## START Information provided

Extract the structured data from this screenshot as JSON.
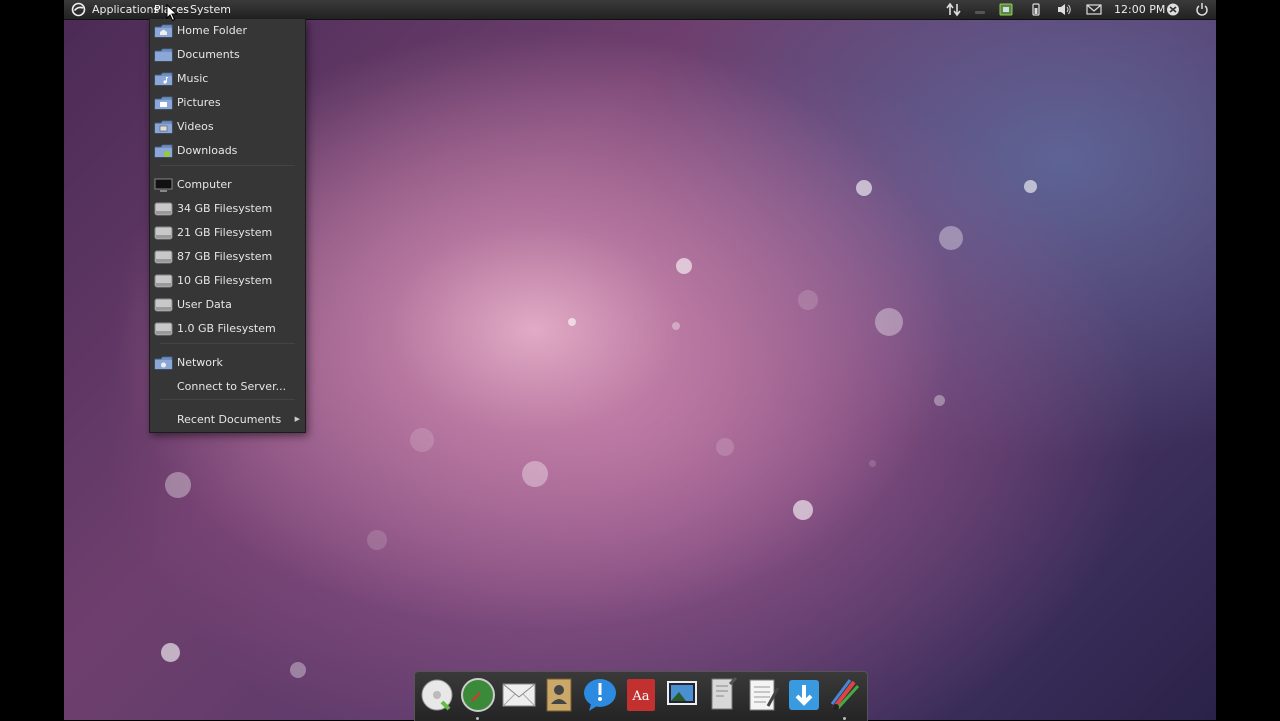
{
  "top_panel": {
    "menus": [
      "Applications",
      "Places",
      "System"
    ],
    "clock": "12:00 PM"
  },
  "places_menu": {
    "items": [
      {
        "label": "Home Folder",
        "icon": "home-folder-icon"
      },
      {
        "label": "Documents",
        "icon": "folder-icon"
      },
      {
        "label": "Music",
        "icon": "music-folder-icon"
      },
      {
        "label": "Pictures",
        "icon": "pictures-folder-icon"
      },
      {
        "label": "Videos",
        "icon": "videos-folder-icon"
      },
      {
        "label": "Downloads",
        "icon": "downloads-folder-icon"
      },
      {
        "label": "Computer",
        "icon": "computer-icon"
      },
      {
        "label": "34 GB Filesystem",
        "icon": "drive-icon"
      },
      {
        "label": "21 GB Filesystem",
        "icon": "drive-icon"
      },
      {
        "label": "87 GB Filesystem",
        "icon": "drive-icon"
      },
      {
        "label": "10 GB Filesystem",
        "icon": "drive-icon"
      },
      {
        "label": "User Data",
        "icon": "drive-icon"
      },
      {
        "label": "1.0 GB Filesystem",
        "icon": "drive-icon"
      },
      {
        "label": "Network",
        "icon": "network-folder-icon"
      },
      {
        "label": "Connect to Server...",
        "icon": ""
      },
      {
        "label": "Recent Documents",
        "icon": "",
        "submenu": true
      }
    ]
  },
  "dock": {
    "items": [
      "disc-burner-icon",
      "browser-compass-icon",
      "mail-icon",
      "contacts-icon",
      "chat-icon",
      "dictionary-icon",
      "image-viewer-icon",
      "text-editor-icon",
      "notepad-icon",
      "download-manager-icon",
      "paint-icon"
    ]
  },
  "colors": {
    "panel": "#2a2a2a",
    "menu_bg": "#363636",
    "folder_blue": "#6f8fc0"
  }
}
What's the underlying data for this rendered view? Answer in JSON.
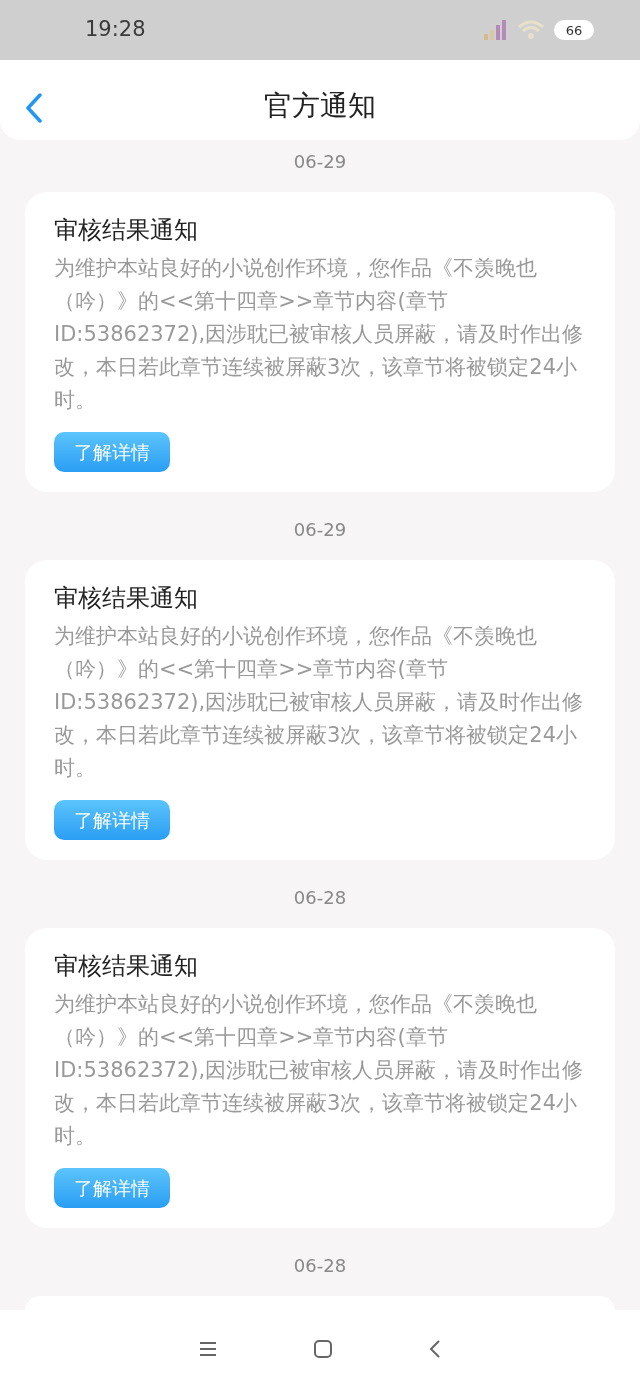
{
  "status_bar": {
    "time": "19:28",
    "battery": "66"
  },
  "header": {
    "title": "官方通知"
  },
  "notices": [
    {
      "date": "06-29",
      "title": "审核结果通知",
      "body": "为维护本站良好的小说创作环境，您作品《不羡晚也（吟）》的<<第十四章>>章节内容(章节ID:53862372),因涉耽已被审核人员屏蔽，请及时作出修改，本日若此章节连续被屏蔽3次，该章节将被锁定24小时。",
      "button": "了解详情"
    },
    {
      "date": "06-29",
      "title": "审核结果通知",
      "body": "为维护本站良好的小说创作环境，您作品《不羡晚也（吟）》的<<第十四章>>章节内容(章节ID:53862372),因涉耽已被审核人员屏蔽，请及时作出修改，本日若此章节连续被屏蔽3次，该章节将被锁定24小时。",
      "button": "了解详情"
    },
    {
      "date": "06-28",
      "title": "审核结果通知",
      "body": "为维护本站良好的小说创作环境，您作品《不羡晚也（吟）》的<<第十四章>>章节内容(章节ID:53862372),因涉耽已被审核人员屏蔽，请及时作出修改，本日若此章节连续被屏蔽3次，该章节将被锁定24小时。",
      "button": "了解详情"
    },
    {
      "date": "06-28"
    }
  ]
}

## END Information provided
## START Information provided

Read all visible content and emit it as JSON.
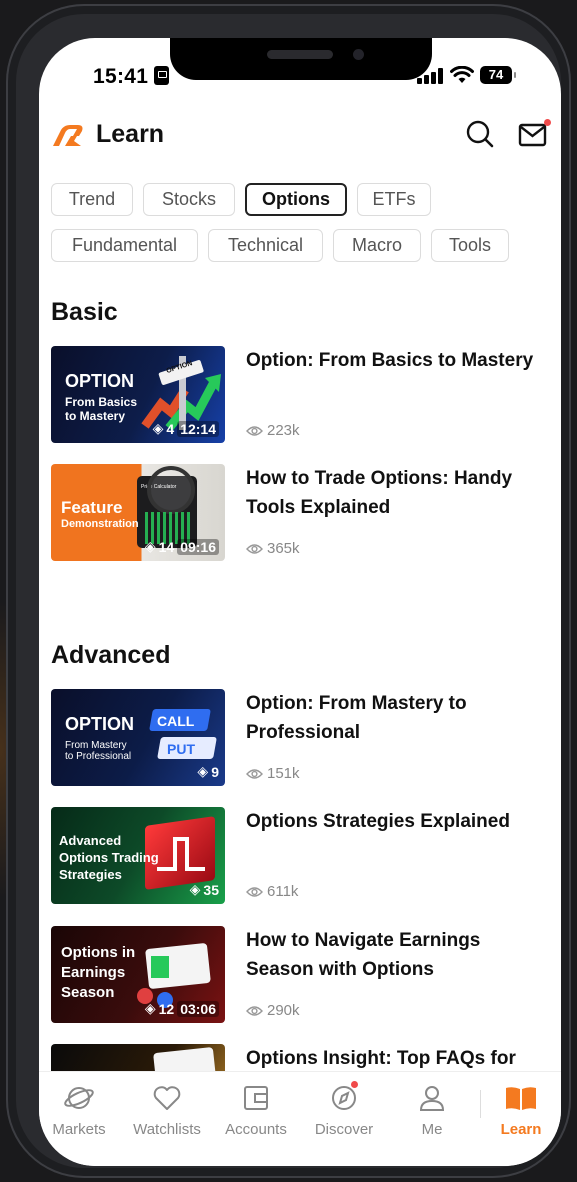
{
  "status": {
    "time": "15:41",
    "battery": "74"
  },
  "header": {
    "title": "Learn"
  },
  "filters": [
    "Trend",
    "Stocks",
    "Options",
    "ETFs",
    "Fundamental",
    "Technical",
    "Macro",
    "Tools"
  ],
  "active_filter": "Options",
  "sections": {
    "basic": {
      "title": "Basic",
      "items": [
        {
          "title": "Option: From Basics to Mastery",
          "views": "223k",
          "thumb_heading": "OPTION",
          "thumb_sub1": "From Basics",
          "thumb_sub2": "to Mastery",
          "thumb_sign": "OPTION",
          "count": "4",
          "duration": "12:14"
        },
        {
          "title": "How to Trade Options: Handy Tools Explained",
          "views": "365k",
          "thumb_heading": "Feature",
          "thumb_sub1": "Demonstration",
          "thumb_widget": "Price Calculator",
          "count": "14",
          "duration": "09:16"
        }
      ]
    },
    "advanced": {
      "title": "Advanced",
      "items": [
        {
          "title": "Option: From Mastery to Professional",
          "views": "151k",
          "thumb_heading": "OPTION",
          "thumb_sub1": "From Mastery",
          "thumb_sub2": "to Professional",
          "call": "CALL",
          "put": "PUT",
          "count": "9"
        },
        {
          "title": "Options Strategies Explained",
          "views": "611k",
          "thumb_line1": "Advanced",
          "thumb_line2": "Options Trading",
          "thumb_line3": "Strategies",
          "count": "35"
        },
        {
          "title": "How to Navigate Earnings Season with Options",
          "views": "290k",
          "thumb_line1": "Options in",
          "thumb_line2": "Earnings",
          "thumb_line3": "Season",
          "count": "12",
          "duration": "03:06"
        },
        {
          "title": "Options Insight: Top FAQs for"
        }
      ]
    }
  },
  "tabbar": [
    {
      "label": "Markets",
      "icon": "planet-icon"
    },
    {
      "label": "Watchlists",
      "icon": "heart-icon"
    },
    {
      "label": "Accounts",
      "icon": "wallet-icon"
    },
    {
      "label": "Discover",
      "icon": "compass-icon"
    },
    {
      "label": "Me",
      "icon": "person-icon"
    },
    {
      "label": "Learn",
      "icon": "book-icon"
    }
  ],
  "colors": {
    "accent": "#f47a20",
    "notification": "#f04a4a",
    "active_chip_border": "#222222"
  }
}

## END Information provided

Short problem:
In the lines above, find each one with "Options" and list it.

Result:
    "Options",
  "active_filter": "Options",
          "title": "How to Trade Options: Handy Tools Explained",
          "title": "Options Strategies Explained",
          "thumb_line2": "Options Trading",
          "title": "How to Navigate Earnings Season with Options",
          "thumb_line1": "Options in",
          "title": "Options Insight: Top FAQs for"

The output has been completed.